**ASSIGNED TASK 1**
From the mailing-list message about the upgrade problem, write out the part that opens with the words containing "David Wright composed" and closes with "deal of trepidation?".
**ASSIGNED TASK 2**
In the mailing-list message about the upgrade problem, which distribution does Stephen P. Molnar name as the one whose early days were the last time he messed around with partitioning?
**ASSIGNED TASK 3**
Carry on the mailing-list message about the upgrade problem from its last sentence.

**SOURCE TEXT**
[Date Prev][Date Next] [Thread Prev][Thread Next] [Date Index] [Thread Index]

Re: Upgrade Problem



David Wright composed on 2019-01-04 19:21 (UTC-0600):

> On Fri 04 Jan 2019 at 14:02:27 (-0500), Stephen P. Molnar wrote:

>> Felix Miata wrote:

>>> Stephen P. Molnar composed on 2019-01-04 12:57 (UTC-0500):

>>>> I haven't messed around with partitioning since the early days of
>>>> Slackware, and that was with a great deal of trepidation?

>>> You just multiplied my curiosity about what exactly was responsible for your current partitioning
>>> scheme, not to mention what will be used for your planned reinstallation.

>> The installer for Debian Stretch has an new option thzt  thought I'd
>> try.:  separate /home, /var and/temp partitions.

You did that for this Jessie to Stretch upgrade? That sounds like "messing around with partitioning"
to me.

> Ignoring /home as it dwarfs / in size, it would be very easy to make a
> mistake if you take an existing installation and hive off the /tmp and
> /var into separate partitions. The problem boils down to leaving the
> existing /var contents (in the root filesystem) in place when you
> mount the new var partition onto /var, thereby making those files
> inaccessible.

**STORED DATA**
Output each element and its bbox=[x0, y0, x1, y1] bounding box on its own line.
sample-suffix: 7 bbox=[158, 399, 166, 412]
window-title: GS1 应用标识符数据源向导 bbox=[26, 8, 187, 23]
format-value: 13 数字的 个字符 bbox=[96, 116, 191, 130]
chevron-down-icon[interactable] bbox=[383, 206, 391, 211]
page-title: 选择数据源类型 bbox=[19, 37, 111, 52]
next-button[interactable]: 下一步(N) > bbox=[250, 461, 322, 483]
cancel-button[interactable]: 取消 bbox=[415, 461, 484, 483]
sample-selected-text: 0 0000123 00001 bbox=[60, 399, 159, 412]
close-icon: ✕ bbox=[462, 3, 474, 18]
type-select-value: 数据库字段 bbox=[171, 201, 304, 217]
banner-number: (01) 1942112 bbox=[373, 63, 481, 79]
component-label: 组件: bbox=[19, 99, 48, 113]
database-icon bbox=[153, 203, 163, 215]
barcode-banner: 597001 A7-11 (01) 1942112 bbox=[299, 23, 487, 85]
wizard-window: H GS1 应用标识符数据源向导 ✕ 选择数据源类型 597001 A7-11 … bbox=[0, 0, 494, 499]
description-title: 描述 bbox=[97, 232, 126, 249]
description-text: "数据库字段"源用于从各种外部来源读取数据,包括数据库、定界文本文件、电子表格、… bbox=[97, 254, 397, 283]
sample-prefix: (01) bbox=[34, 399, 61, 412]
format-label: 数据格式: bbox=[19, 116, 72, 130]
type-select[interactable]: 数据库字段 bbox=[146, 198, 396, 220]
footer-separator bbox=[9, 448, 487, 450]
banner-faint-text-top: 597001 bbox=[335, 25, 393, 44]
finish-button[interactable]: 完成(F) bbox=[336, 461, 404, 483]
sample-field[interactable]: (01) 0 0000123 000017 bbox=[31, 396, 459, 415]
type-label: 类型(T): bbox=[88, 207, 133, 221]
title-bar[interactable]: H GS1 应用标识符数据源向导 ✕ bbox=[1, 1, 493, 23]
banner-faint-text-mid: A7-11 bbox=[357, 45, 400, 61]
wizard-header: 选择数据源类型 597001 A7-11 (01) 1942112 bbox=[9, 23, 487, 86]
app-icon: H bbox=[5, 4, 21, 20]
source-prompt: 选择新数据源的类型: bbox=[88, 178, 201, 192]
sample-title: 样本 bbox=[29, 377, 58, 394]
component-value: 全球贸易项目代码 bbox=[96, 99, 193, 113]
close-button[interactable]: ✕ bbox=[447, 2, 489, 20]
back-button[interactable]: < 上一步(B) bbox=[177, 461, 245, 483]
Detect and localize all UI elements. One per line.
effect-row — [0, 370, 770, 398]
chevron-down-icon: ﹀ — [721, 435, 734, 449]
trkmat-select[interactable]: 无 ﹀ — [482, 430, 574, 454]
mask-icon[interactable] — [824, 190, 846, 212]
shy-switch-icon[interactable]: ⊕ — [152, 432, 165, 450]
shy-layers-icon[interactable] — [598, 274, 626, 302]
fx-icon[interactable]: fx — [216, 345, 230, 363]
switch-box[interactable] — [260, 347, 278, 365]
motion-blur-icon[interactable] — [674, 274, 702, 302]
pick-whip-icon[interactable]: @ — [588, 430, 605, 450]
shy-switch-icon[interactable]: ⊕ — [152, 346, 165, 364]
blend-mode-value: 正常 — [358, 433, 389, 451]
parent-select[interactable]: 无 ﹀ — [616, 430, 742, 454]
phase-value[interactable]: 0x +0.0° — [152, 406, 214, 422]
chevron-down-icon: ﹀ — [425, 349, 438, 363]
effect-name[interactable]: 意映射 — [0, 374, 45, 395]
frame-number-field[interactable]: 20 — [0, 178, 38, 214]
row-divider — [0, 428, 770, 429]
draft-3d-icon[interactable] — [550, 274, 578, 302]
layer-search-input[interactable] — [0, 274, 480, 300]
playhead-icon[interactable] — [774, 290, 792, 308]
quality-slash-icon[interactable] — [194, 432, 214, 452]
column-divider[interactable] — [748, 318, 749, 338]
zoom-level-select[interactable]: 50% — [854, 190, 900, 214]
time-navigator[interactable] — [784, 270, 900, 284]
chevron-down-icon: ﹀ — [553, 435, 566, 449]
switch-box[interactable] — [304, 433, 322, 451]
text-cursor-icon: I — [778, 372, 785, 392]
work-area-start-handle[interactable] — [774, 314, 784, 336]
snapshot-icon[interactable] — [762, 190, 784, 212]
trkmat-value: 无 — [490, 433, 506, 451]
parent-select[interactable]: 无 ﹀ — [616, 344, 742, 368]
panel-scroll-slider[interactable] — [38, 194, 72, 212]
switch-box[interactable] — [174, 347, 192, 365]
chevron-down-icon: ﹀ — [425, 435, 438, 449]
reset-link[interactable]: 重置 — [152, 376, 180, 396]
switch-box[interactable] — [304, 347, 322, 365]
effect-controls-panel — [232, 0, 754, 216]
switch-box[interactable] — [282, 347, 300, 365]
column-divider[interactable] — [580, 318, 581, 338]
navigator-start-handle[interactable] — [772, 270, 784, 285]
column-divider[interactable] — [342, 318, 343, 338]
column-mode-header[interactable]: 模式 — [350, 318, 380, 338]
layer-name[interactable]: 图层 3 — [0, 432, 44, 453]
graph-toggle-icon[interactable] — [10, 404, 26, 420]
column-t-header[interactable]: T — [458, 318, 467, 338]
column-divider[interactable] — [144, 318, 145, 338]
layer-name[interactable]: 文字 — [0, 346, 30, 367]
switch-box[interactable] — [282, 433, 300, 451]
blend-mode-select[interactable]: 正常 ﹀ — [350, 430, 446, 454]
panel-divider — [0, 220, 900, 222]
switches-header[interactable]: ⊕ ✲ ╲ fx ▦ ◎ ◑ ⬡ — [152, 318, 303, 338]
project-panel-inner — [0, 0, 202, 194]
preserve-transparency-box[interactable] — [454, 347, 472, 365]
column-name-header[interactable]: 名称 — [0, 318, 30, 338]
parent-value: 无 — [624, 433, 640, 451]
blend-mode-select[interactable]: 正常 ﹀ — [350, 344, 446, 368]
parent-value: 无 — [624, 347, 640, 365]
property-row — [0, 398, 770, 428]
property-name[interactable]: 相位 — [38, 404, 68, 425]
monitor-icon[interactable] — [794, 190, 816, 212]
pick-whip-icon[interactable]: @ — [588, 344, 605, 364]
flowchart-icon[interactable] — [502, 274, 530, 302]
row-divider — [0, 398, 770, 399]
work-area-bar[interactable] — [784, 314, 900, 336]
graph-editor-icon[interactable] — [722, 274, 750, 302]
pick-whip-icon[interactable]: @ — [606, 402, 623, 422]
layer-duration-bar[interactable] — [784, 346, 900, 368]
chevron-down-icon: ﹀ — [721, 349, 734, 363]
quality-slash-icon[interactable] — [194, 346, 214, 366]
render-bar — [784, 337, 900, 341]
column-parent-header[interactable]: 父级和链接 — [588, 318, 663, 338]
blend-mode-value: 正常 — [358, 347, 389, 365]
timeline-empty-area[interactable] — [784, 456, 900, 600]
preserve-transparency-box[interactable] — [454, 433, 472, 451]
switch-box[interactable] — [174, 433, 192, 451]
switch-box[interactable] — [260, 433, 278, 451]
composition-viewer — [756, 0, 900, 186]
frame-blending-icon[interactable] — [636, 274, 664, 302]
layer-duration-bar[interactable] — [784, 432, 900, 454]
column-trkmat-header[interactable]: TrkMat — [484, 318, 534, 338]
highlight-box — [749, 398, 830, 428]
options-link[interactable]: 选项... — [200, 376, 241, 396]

**OUTPUT 1**
David Wright composed on 2019-01-04 19:21 (UTC-0600):

> On Fri 04 Jan 2019 at 14:02:27 (-0500), Stephen P. Molnar wrote:

>> Felix Miata wrote:

>>> Stephen P. Molnar composed on 2019-01-04 12:57 (UTC-0500):

>>>> I haven't messed around with partitioning since the early days of
>>>> Slackware, and that was with a great deal of trepidation?

**OUTPUT 2**
Slackware

**OUTPUT 3**
+1

So, boot rescue media, mount sda1, and check the contents of <mntdir>/var/. Its apt cache might be
loaded, thus you might not any more have reason to reinstall - just delete everything in it and
reboot. If something goes wrong, you planned on reinstalling anyway. :-)

> I would advise you to keep your separate /home partition. Except for
> dot files/directories, they're independent of the OS. It makes
> reinstallation and upgrades a lot easier.

+1
-- 
Evolution as taught in public schools is religion, not science.

 Team OS/2 ** Reg. Linux User #211409 ** a11y rocks!